Given request:
Without the images, print all the entries below exactly as given.
——————
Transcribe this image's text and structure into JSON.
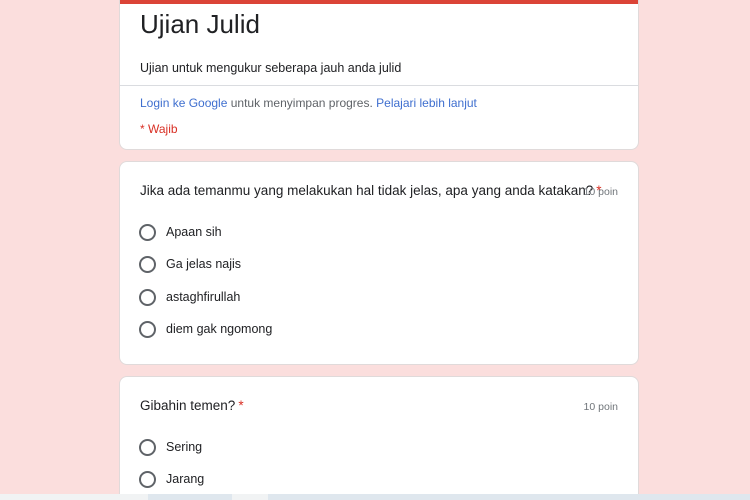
{
  "form": {
    "title": "Ujian Julid",
    "description": "Ujian untuk mengukur seberapa jauh anda julid",
    "login_link": "Login ke Google",
    "login_text": " untuk menyimpan progres. ",
    "learn_more_link": "Pelajari lebih lanjut",
    "required_note": "* Wajib",
    "accent_color": "#db4437",
    "background_color": "#fbdedd"
  },
  "questions": [
    {
      "title": "Jika ada temanmu yang melakukan hal tidak jelas, apa yang anda katakan?",
      "required_mark": "*",
      "points": "10 poin",
      "options": [
        "Apaan sih",
        "Ga jelas najis",
        "astaghfirullah",
        "diem gak ngomong"
      ]
    },
    {
      "title": "Gibahin temen?",
      "required_mark": "*",
      "points": "10 poin",
      "options": [
        "Sering",
        "Jarang"
      ]
    }
  ]
}
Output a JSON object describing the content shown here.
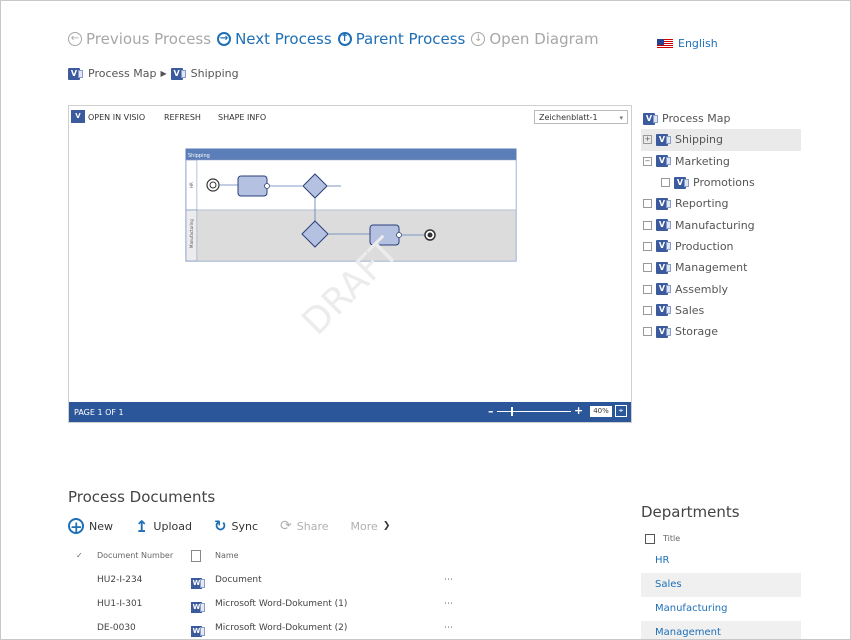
{
  "nav": {
    "previous": "Previous Process",
    "next": "Next Process",
    "parent": "Parent Process",
    "open_diagram": "Open Diagram"
  },
  "language": "English",
  "breadcrumb": [
    "Process Map",
    "Shipping"
  ],
  "viewer": {
    "open_in_visio": "OPEN IN VISIO",
    "refresh": "REFRESH",
    "shape_info": "SHAPE INFO",
    "sheet": "Zeichenblatt-1",
    "page_label": "PAGE 1 OF 1",
    "zoom": "40%",
    "watermark": "DRAFT",
    "diagram": {
      "pool_title": "Shipping",
      "lanes": [
        "HR",
        "Manufacturing"
      ]
    }
  },
  "tree": {
    "root": "Process Map",
    "items": [
      {
        "label": "Shipping",
        "selected": true,
        "indent": 0
      },
      {
        "label": "Marketing",
        "selected": false,
        "indent": 0
      },
      {
        "label": "Promotions",
        "selected": false,
        "indent": 1
      },
      {
        "label": "Reporting",
        "selected": false,
        "indent": 0
      },
      {
        "label": "Manufacturing",
        "selected": false,
        "indent": 0
      },
      {
        "label": "Production",
        "selected": false,
        "indent": 0
      },
      {
        "label": "Management",
        "selected": false,
        "indent": 0
      },
      {
        "label": "Assembly",
        "selected": false,
        "indent": 0
      },
      {
        "label": "Sales",
        "selected": false,
        "indent": 0
      },
      {
        "label": "Storage",
        "selected": false,
        "indent": 0
      }
    ]
  },
  "process_documents": {
    "title": "Process Documents",
    "toolbar": {
      "new": "New",
      "upload": "Upload",
      "sync": "Sync",
      "share": "Share",
      "more": "More"
    },
    "columns": {
      "number": "Document Number",
      "name": "Name"
    },
    "rows": [
      {
        "number": "HU2-I-234",
        "name": "Document"
      },
      {
        "number": "HU1-I-301",
        "name": "Microsoft Word-Dokument (1)"
      },
      {
        "number": "DE-0030",
        "name": "Microsoft Word-Dokument (2)"
      }
    ]
  },
  "departments": {
    "title": "Departments",
    "column": "Title",
    "rows": [
      "HR",
      "Sales",
      "Manufacturing",
      "Management"
    ]
  },
  "colors": {
    "accent": "#1e6fb5",
    "visio_blue": "#2b579a"
  }
}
——————
Solution to the exercise:
Transcribe this image's text and structure into JSON.
{
  "form": {
    "title": "Ujian Julid",
    "description": "Ujian untuk mengukur seberapa jauh anda julid",
    "login_link": "Login ke Google",
    "login_text": " untuk menyimpan progres. ",
    "learn_more_link": "Pelajari lebih lanjut",
    "required_note": "* Wajib",
    "accent_color": "#db4437",
    "background_color": "#fbdedd"
  },
  "questions": [
    {
      "title": "Jika ada temanmu yang melakukan hal tidak jelas, apa yang anda katakan?",
      "required_mark": "*",
      "points": "10 poin",
      "options": [
        "Apaan sih",
        "Ga jelas najis",
        "astaghfirullah",
        "diem gak ngomong"
      ]
    },
    {
      "title": "Gibahin temen?",
      "required_mark": "*",
      "points": "10 poin",
      "options": [
        "Sering",
        "Jarang"
      ]
    }
  ]
}
Output a JSON object describing the content shown here.
{
  "nav": {
    "previous": "Previous Process",
    "next": "Next Process",
    "parent": "Parent Process",
    "open_diagram": "Open Diagram"
  },
  "language": "English",
  "breadcrumb": [
    "Process Map",
    "Shipping"
  ],
  "viewer": {
    "open_in_visio": "OPEN IN VISIO",
    "refresh": "REFRESH",
    "shape_info": "SHAPE INFO",
    "sheet": "Zeichenblatt-1",
    "page_label": "PAGE 1 OF 1",
    "zoom": "40%",
    "watermark": "DRAFT",
    "diagram": {
      "pool_title": "Shipping",
      "lanes": [
        "HR",
        "Manufacturing"
      ]
    }
  },
  "tree": {
    "root": "Process Map",
    "items": [
      {
        "label": "Shipping",
        "selected": true,
        "indent": 0
      },
      {
        "label": "Marketing",
        "selected": false,
        "indent": 0
      },
      {
        "label": "Promotions",
        "selected": false,
        "indent": 1
      },
      {
        "label": "Reporting",
        "selected": false,
        "indent": 0
      },
      {
        "label": "Manufacturing",
        "selected": false,
        "indent": 0
      },
      {
        "label": "Production",
        "selected": false,
        "indent": 0
      },
      {
        "label": "Management",
        "selected": false,
        "indent": 0
      },
      {
        "label": "Assembly",
        "selected": false,
        "indent": 0
      },
      {
        "label": "Sales",
        "selected": false,
        "indent": 0
      },
      {
        "label": "Storage",
        "selected": false,
        "indent": 0
      }
    ]
  },
  "process_documents": {
    "title": "Process Documents",
    "toolbar": {
      "new": "New",
      "upload": "Upload",
      "sync": "Sync",
      "share": "Share",
      "more": "More"
    },
    "columns": {
      "number": "Document Number",
      "name": "Name"
    },
    "rows": [
      {
        "number": "HU2-I-234",
        "name": "Document"
      },
      {
        "number": "HU1-I-301",
        "name": "Microsoft Word-Dokument (1)"
      },
      {
        "number": "DE-0030",
        "name": "Microsoft Word-Dokument (2)"
      }
    ]
  },
  "departments": {
    "title": "Departments",
    "column": "Title",
    "rows": [
      "HR",
      "Sales",
      "Manufacturing",
      "Management"
    ]
  },
  "colors": {
    "accent": "#1e6fb5",
    "visio_blue": "#2b579a"
  }
}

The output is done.